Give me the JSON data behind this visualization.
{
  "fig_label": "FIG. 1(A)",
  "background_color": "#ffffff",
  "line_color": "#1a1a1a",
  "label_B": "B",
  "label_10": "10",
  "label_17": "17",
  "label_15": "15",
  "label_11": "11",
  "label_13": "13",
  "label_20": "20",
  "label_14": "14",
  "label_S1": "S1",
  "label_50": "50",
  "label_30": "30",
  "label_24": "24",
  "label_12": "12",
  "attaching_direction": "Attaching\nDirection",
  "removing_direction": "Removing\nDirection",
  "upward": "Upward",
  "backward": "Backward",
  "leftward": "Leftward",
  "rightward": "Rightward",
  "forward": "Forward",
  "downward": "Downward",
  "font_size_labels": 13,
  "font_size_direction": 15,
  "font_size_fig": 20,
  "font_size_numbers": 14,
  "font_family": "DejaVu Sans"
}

====

▶ Aim
Show, from the listing above, each line that contains the word "nDirection".

▶ Exercise output
  "attaching_direction": "Attaching\nDirection",
  "removing_direction": "Removing\nDirection",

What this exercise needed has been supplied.